DATA EXCERPTS:
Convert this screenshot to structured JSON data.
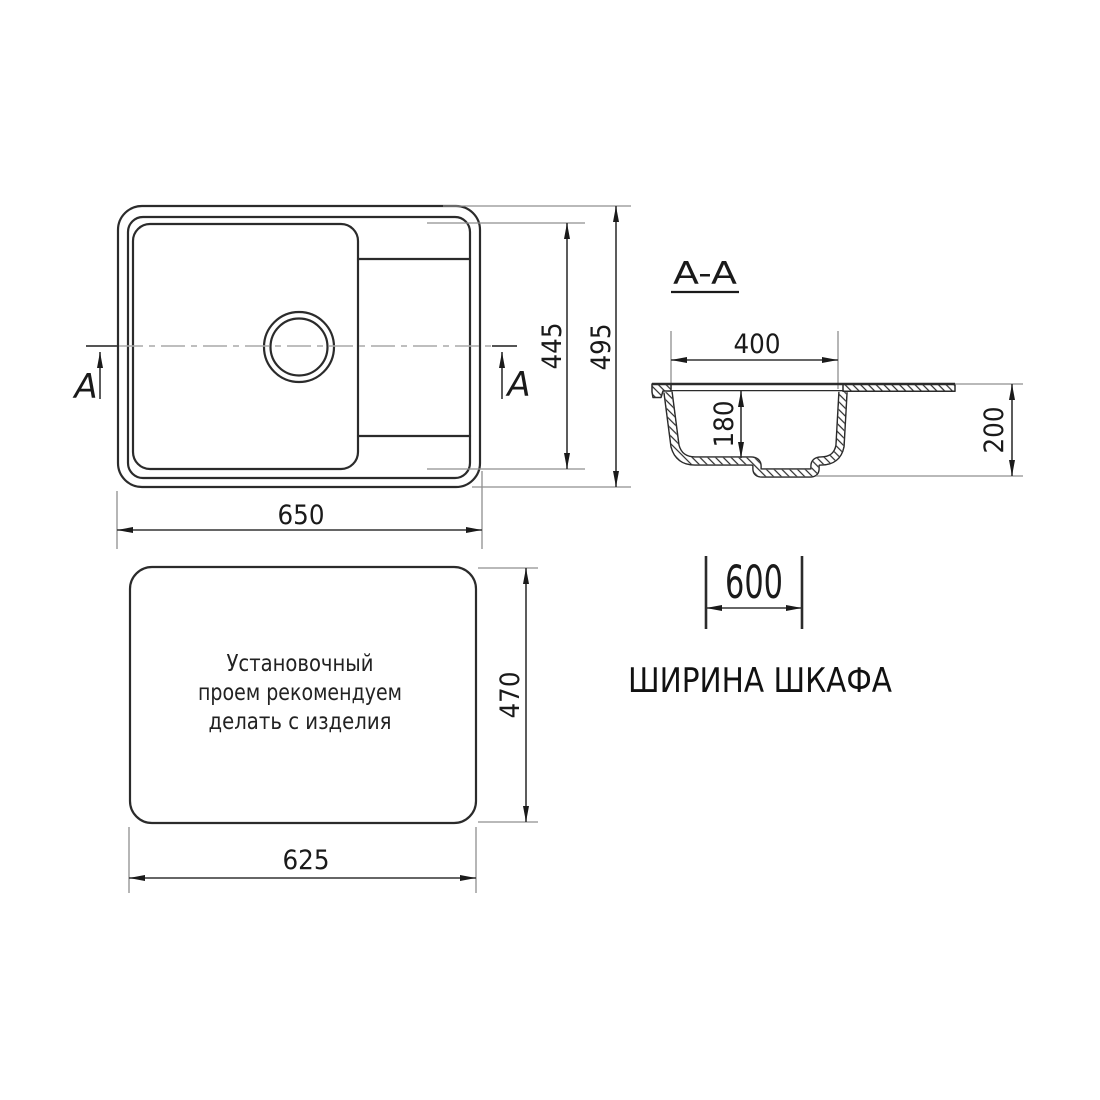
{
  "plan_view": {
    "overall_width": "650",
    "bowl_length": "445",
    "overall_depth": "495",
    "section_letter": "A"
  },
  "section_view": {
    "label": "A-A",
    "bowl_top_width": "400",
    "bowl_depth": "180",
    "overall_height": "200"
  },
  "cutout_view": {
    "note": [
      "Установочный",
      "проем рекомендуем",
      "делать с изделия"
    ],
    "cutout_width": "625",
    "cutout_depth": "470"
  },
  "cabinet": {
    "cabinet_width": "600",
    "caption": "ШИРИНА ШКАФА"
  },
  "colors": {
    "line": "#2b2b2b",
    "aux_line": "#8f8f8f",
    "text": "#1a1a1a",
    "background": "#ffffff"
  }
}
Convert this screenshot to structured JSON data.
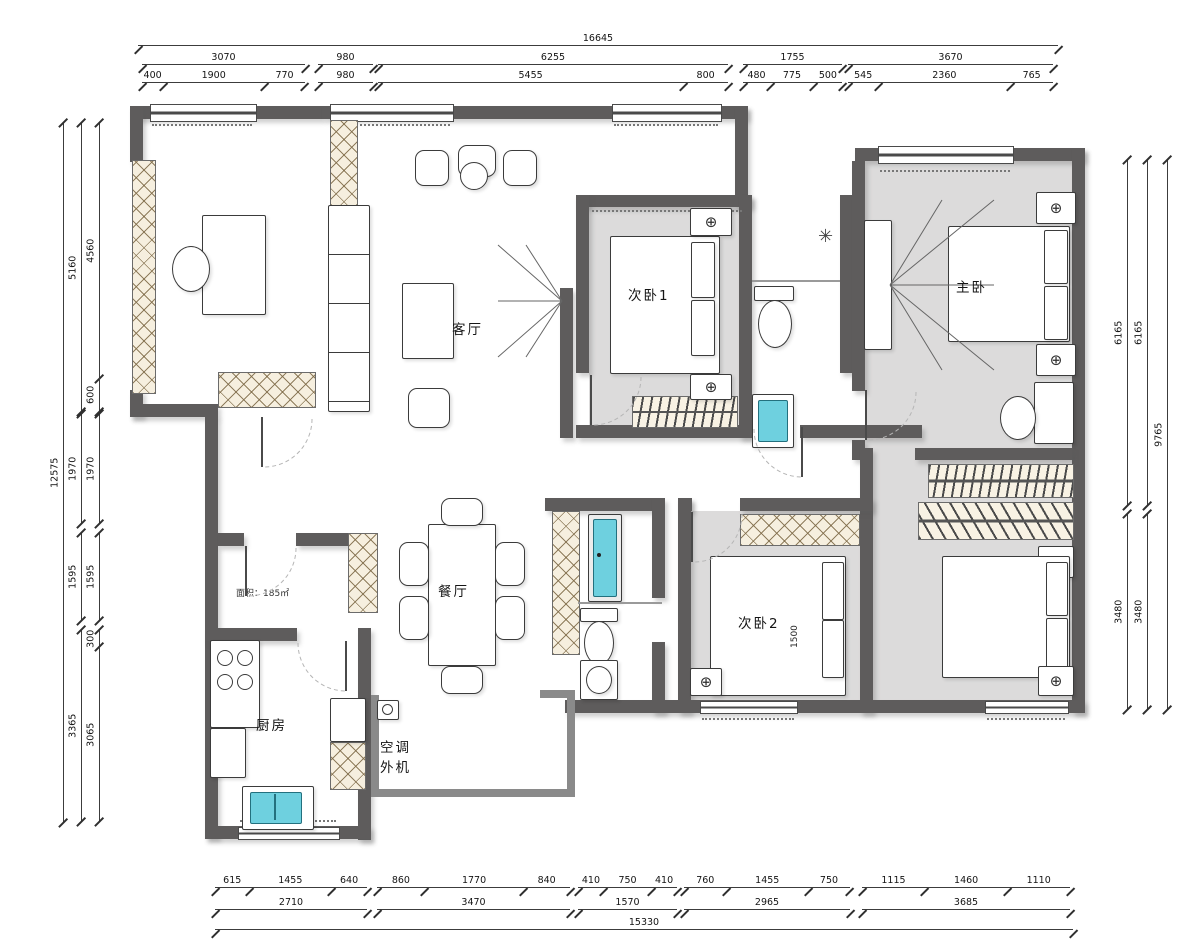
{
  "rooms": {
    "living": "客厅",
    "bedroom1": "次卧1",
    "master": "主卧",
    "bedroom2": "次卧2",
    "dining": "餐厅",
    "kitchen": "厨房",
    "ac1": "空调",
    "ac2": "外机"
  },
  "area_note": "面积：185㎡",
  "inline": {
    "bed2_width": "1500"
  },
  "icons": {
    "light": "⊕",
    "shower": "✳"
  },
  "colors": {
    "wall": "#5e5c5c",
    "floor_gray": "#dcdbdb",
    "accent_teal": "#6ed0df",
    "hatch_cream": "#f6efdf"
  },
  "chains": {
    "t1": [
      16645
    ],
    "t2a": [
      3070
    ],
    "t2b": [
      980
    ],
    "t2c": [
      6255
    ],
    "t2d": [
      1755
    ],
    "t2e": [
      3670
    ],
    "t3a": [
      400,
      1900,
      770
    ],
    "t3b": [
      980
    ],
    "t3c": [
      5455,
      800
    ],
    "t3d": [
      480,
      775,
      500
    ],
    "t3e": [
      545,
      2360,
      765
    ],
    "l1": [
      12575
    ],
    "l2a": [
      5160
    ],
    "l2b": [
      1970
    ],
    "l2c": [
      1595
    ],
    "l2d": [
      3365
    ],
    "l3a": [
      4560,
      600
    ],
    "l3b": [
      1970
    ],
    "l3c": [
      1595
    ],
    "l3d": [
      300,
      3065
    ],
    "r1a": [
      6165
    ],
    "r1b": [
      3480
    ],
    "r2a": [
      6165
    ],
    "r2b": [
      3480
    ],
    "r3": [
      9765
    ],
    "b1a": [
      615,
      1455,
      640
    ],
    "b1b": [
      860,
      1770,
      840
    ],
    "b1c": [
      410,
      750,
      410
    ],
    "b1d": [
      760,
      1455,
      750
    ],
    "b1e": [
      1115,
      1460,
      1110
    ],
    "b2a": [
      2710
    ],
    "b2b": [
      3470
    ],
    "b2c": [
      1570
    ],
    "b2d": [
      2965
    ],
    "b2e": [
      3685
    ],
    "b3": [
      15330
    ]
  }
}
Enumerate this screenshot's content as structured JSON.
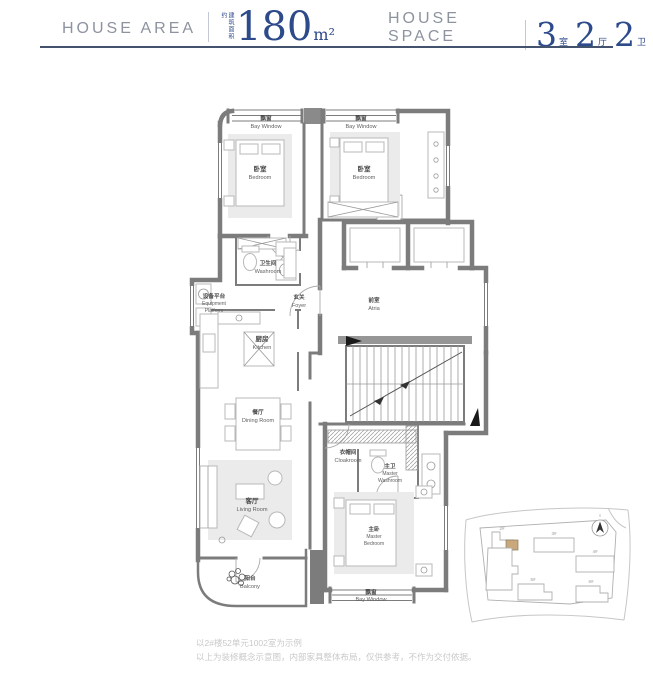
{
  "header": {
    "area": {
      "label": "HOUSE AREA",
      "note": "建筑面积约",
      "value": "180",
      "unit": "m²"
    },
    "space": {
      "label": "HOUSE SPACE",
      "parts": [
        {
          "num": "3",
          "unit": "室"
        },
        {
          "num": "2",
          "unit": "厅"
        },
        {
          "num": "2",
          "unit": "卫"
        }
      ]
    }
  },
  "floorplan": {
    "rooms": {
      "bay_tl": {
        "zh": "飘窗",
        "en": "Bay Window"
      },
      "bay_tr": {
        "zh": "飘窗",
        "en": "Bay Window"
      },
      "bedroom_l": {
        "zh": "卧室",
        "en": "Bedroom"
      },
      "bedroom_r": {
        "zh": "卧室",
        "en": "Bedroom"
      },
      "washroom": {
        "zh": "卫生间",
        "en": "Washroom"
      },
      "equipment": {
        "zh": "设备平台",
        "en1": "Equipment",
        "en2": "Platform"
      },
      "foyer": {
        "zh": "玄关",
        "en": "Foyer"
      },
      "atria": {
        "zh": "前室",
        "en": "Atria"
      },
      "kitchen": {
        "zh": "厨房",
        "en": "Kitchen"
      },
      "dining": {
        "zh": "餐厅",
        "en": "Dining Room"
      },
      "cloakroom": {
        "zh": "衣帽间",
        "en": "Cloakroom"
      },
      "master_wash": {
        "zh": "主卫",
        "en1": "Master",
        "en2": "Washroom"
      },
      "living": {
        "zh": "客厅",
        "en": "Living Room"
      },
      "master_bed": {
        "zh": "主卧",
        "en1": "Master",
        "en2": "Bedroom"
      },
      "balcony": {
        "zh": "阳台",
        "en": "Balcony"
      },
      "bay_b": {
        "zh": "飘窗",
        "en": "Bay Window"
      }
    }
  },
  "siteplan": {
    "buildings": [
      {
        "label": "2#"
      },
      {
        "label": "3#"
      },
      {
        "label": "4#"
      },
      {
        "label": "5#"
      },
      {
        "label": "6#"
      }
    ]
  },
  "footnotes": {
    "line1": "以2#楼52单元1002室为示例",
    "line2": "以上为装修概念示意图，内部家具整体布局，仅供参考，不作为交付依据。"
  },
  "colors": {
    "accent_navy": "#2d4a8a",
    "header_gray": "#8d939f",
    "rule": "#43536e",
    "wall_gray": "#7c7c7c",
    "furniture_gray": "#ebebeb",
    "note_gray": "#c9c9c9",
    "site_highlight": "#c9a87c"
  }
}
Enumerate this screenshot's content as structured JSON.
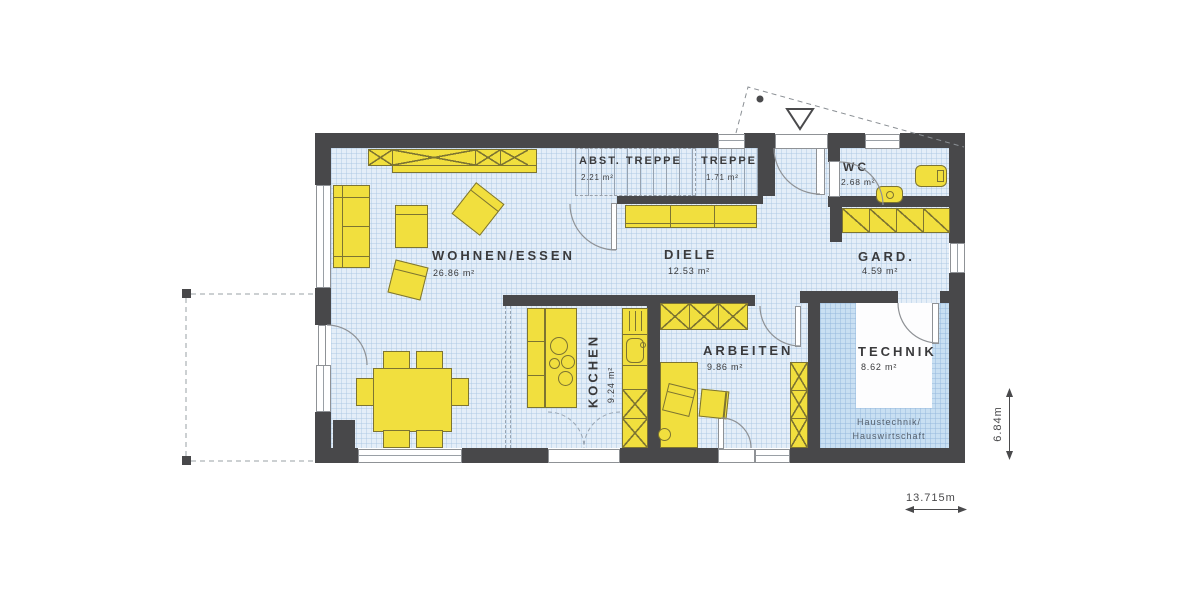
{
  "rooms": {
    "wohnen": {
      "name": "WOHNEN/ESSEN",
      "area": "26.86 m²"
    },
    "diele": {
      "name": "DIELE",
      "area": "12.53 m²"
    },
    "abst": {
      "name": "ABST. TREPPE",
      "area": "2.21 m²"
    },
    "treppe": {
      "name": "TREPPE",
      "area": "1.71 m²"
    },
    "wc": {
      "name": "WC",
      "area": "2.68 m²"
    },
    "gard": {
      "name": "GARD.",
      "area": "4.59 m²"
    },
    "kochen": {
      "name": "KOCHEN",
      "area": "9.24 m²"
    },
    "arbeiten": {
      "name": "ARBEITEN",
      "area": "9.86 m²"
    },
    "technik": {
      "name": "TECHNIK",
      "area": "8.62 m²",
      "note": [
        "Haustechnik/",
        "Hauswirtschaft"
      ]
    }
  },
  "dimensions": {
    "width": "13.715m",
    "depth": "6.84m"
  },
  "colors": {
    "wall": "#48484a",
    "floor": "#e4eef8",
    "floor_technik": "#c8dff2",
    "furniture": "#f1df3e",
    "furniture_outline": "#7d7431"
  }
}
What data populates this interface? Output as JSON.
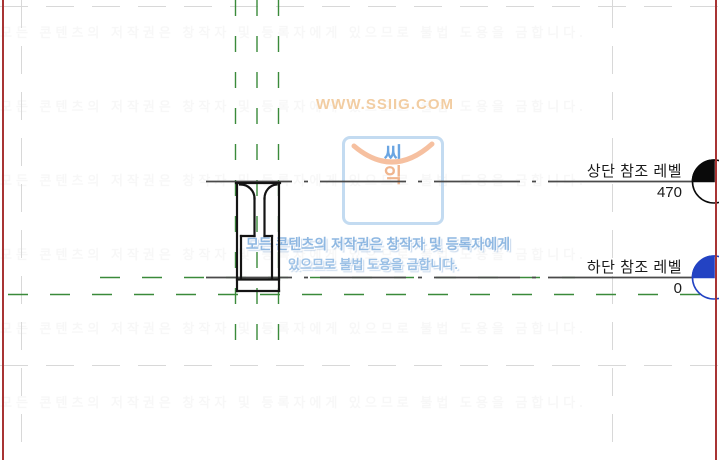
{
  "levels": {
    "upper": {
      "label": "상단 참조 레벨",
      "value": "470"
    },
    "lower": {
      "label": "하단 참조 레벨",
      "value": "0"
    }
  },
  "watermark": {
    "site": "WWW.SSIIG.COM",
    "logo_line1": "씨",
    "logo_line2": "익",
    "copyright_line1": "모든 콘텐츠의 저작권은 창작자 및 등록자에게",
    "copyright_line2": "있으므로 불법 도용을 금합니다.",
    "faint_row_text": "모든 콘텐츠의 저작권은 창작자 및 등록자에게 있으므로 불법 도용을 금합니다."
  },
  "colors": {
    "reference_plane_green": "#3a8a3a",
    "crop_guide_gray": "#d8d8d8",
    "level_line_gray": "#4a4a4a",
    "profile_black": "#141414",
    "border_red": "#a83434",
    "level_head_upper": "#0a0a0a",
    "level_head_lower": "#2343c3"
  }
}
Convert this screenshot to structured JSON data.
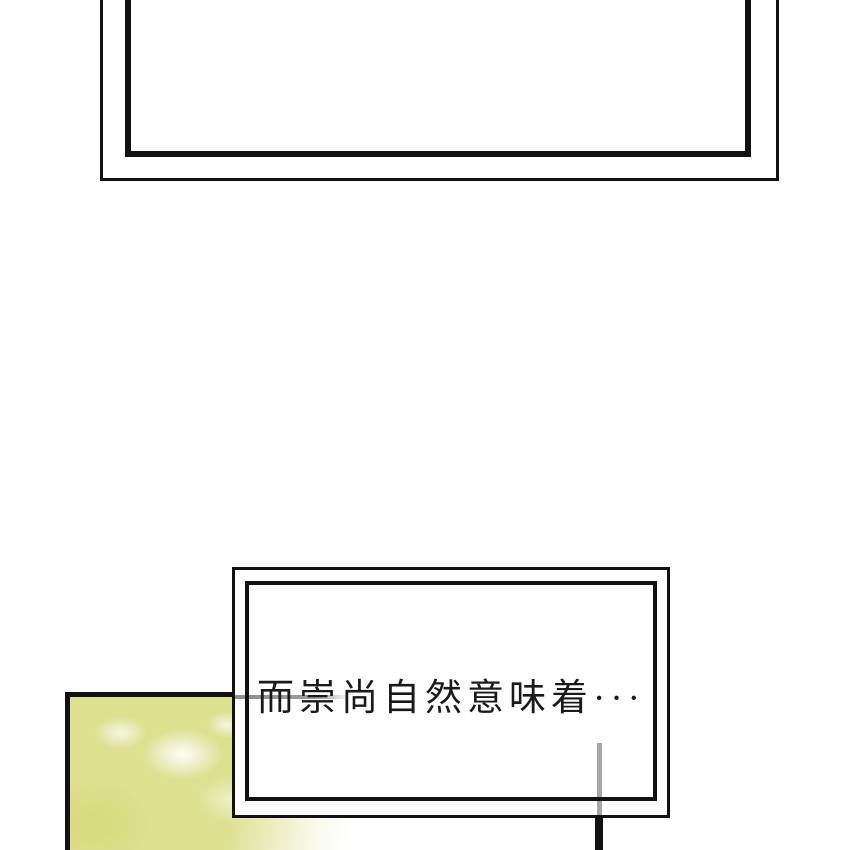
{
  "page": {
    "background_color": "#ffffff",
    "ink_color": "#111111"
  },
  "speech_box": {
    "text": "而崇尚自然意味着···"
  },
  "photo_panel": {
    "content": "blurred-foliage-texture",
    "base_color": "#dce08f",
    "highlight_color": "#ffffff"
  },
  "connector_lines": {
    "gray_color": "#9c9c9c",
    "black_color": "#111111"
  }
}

EXERCISE REQUIREMENTS: Your task is an exact transcription of all the data, minus the pictures.

SOLUTION BELOW:
Convert this screenshot to structured JSON data.
{
  "plan_view": {
    "overall_width": "650",
    "bowl_length": "445",
    "overall_depth": "495",
    "section_letter": "A"
  },
  "section_view": {
    "label": "A-A",
    "bowl_top_width": "400",
    "bowl_depth": "180",
    "overall_height": "200"
  },
  "cutout_view": {
    "note": [
      "Установочный",
      "проем рекомендуем",
      "делать с изделия"
    ],
    "cutout_width": "625",
    "cutout_depth": "470"
  },
  "cabinet": {
    "cabinet_width": "600",
    "caption": "ШИРИНА ШКАФА"
  },
  "colors": {
    "line": "#2b2b2b",
    "aux_line": "#8f8f8f",
    "text": "#1a1a1a",
    "background": "#ffffff"
  }
}
Convert this screenshot to structured JSON data.
{
  "rooms": {
    "living": "客厅",
    "bedroom1": "次卧1",
    "master": "主卧",
    "bedroom2": "次卧2",
    "dining": "餐厅",
    "kitchen": "厨房",
    "ac1": "空调",
    "ac2": "外机"
  },
  "area_note": "面积：185㎡",
  "inline": {
    "bed2_width": "1500"
  },
  "icons": {
    "light": "⊕",
    "shower": "✳"
  },
  "colors": {
    "wall": "#5e5c5c",
    "floor_gray": "#dcdbdb",
    "accent_teal": "#6ed0df",
    "hatch_cream": "#f6efdf"
  },
  "chains": {
    "t1": [
      16645
    ],
    "t2a": [
      3070
    ],
    "t2b": [
      980
    ],
    "t2c": [
      6255
    ],
    "t2d": [
      1755
    ],
    "t2e": [
      3670
    ],
    "t3a": [
      400,
      1900,
      770
    ],
    "t3b": [
      980
    ],
    "t3c": [
      5455,
      800
    ],
    "t3d": [
      480,
      775,
      500
    ],
    "t3e": [
      545,
      2360,
      765
    ],
    "l1": [
      12575
    ],
    "l2a": [
      5160
    ],
    "l2b": [
      1970
    ],
    "l2c": [
      1595
    ],
    "l2d": [
      3365
    ],
    "l3a": [
      4560,
      600
    ],
    "l3b": [
      1970
    ],
    "l3c": [
      1595
    ],
    "l3d": [
      300,
      3065
    ],
    "r1a": [
      6165
    ],
    "r1b": [
      3480
    ],
    "r2a": [
      6165
    ],
    "r2b": [
      3480
    ],
    "r3": [
      9765
    ],
    "b1a": [
      615,
      1455,
      640
    ],
    "b1b": [
      860,
      1770,
      840
    ],
    "b1c": [
      410,
      750,
      410
    ],
    "b1d": [
      760,
      1455,
      750
    ],
    "b1e": [
      1115,
      1460,
      1110
    ],
    "b2a": [
      2710
    ],
    "b2b": [
      3470
    ],
    "b2c": [
      1570
    ],
    "b2d": [
      2965
    ],
    "b2e": [
      3685
    ],
    "b3": [
      15330
    ]
  }
}
Enumerate this screenshot's content as structured JSON.
{
  "header": {
    "area": {
      "label": "HOUSE AREA",
      "note": "建筑面积约",
      "value": "180",
      "unit": "m²"
    },
    "space": {
      "label": "HOUSE SPACE",
      "parts": [
        {
          "num": "3",
          "unit": "室"
        },
        {
          "num": "2",
          "unit": "厅"
        },
        {
          "num": "2",
          "unit": "卫"
        }
      ]
    }
  },
  "floorplan": {
    "rooms": {
      "bay_tl": {
        "zh": "飘窗",
        "en": "Bay Window"
      },
      "bay_tr": {
        "zh": "飘窗",
        "en": "Bay Window"
      },
      "bedroom_l": {
        "zh": "卧室",
        "en": "Bedroom"
      },
      "bedroom_r": {
        "zh": "卧室",
        "en": "Bedroom"
      },
      "washroom": {
        "zh": "卫生间",
        "en": "Washroom"
      },
      "equipment": {
        "zh": "设备平台",
        "en1": "Equipment",
        "en2": "Platform"
      },
      "foyer": {
        "zh": "玄关",
        "en": "Foyer"
      },
      "atria": {
        "zh": "前室",
        "en": "Atria"
      },
      "kitchen": {
        "zh": "厨房",
        "en": "Kitchen"
      },
      "dining": {
        "zh": "餐厅",
        "en": "Dining Room"
      },
      "cloakroom": {
        "zh": "衣帽间",
        "en": "Cloakroom"
      },
      "master_wash": {
        "zh": "主卫",
        "en1": "Master",
        "en2": "Washroom"
      },
      "living": {
        "zh": "客厅",
        "en": "Living Room"
      },
      "master_bed": {
        "zh": "主卧",
        "en1": "Master",
        "en2": "Bedroom"
      },
      "balcony": {
        "zh": "阳台",
        "en": "Balcony"
      },
      "bay_b": {
        "zh": "飘窗",
        "en": "Bay Window"
      }
    }
  },
  "siteplan": {
    "buildings": [
      {
        "label": "2#"
      },
      {
        "label": "3#"
      },
      {
        "label": "4#"
      },
      {
        "label": "5#"
      },
      {
        "label": "6#"
      }
    ]
  },
  "footnotes": {
    "line1": "以2#楼52单元1002室为示例",
    "line2": "以上为装修概念示意图，内部家具整体布局，仅供参考，不作为交付依据。"
  },
  "colors": {
    "accent_navy": "#2d4a8a",
    "header_gray": "#8d939f",
    "rule": "#43536e",
    "wall_gray": "#7c7c7c",
    "furniture_gray": "#ebebeb",
    "note_gray": "#c9c9c9",
    "site_highlight": "#c9a87c"
  }
}
Enumerate this screenshot's content as structured JSON.
{
  "rooms": {
    "wohnen": {
      "name": "WOHNEN/ESSEN",
      "area": "26.86 m²"
    },
    "diele": {
      "name": "DIELE",
      "area": "12.53 m²"
    },
    "abst": {
      "name": "ABST. TREPPE",
      "area": "2.21 m²"
    },
    "treppe": {
      "name": "TREPPE",
      "area": "1.71 m²"
    },
    "wc": {
      "name": "WC",
      "area": "2.68 m²"
    },
    "gard": {
      "name": "GARD.",
      "area": "4.59 m²"
    },
    "kochen": {
      "name": "KOCHEN",
      "area": "9.24 m²"
    },
    "arbeiten": {
      "name": "ARBEITEN",
      "area": "9.86 m²"
    },
    "technik": {
      "name": "TECHNIK",
      "area": "8.62 m²",
      "note": [
        "Haustechnik/",
        "Hauswirtschaft"
      ]
    }
  },
  "dimensions": {
    "width": "13.715m",
    "depth": "6.84m"
  },
  "colors": {
    "wall": "#48484a",
    "floor": "#e4eef8",
    "floor_technik": "#c8dff2",
    "furniture": "#f1df3e",
    "furniture_outline": "#7d7431"
  }
}
What data populates this interface? Output as JSON.
{
  "levels": {
    "upper": {
      "label": "상단 참조 레벨",
      "value": "470"
    },
    "lower": {
      "label": "하단 참조 레벨",
      "value": "0"
    }
  },
  "watermark": {
    "site": "WWW.SSIIG.COM",
    "logo_line1": "씨",
    "logo_line2": "익",
    "copyright_line1": "모든 콘텐츠의 저작권은 창작자 및 등록자에게",
    "copyright_line2": "있으므로 불법 도용을 금합니다.",
    "faint_row_text": "모든 콘텐츠의 저작권은 창작자 및 등록자에게 있으므로 불법 도용을 금합니다."
  },
  "colors": {
    "reference_plane_green": "#3a8a3a",
    "crop_guide_gray": "#d8d8d8",
    "level_line_gray": "#4a4a4a",
    "profile_black": "#141414",
    "border_red": "#a83434",
    "level_head_upper": "#0a0a0a",
    "level_head_lower": "#2343c3"
  }
}
Convert this screenshot to structured JSON data.
{
  "page": {
    "background_color": "#ffffff",
    "ink_color": "#111111"
  },
  "speech_box": {
    "text": "而崇尚自然意味着···"
  },
  "photo_panel": {
    "content": "blurred-foliage-texture",
    "base_color": "#dce08f",
    "highlight_color": "#ffffff"
  },
  "connector_lines": {
    "gray_color": "#9c9c9c",
    "black_color": "#111111"
  }
}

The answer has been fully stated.